**TASK INSTRUCTIONS:**
Take the material below and write it all out again exactly.

BEGIN INPUT RECORDS

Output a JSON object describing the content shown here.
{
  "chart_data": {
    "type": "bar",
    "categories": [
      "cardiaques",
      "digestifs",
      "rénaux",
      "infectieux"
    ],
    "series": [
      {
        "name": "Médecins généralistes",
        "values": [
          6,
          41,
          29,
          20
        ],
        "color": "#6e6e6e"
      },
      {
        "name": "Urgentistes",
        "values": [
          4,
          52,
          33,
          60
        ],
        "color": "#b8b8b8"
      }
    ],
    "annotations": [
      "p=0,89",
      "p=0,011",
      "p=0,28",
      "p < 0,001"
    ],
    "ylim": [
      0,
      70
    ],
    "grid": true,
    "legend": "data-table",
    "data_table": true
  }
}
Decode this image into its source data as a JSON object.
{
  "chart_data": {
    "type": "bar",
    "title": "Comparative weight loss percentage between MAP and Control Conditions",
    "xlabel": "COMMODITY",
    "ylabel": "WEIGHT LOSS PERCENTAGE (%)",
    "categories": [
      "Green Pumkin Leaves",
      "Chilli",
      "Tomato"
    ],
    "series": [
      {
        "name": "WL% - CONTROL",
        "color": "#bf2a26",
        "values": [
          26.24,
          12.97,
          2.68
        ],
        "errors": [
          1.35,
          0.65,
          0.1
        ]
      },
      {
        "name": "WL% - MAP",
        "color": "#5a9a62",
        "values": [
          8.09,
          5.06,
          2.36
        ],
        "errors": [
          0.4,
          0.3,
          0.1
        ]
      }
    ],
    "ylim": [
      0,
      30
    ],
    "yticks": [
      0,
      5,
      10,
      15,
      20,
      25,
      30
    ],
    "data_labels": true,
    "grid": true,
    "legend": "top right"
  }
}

END INPUT RECORDS

**TASK ANSWER:**
Output a JSON object describing the content shown here.
{
  "chart_data": {
    "type": "bar",
    "categories": [
      "cardiaques",
      "digestifs",
      "rénaux",
      "infectieux"
    ],
    "series": [
      {
        "name": "Médecins généralistes",
        "values": [
          6,
          41,
          29,
          20
        ],
        "color": "#6e6e6e"
      },
      {
        "name": "Urgentistes",
        "values": [
          4,
          52,
          33,
          60
        ],
        "color": "#b8b8b8"
      }
    ],
    "annotations": [
      "p=0,89",
      "p=0,011",
      "p=0,28",
      "p < 0,001"
    ],
    "ylim": [
      0,
      70
    ],
    "grid": true,
    "legend": "data-table",
    "data_table": true
  }
}
Decode this image into its source data as a JSON object.
{
  "chart_data": {
    "type": "bar",
    "title": "Comparative weight loss percentage between MAP and Control Conditions",
    "xlabel": "COMMODITY",
    "ylabel": "WEIGHT LOSS PERCENTAGE (%)",
    "categories": [
      "Green Pumkin Leaves",
      "Chilli",
      "Tomato"
    ],
    "series": [
      {
        "name": "WL% - CONTROL",
        "color": "#bf2a26",
        "values": [
          26.24,
          12.97,
          2.68
        ],
        "errors": [
          1.35,
          0.65,
          0.1
        ]
      },
      {
        "name": "WL% - MAP",
        "color": "#5a9a62",
        "values": [
          8.09,
          5.06,
          2.36
        ],
        "errors": [
          0.4,
          0.3,
          0.1
        ]
      }
    ],
    "ylim": [
      0,
      30
    ],
    "yticks": [
      0,
      5,
      10,
      15,
      20,
      25,
      30
    ],
    "data_labels": true,
    "grid": true,
    "legend": "top right"
  }
}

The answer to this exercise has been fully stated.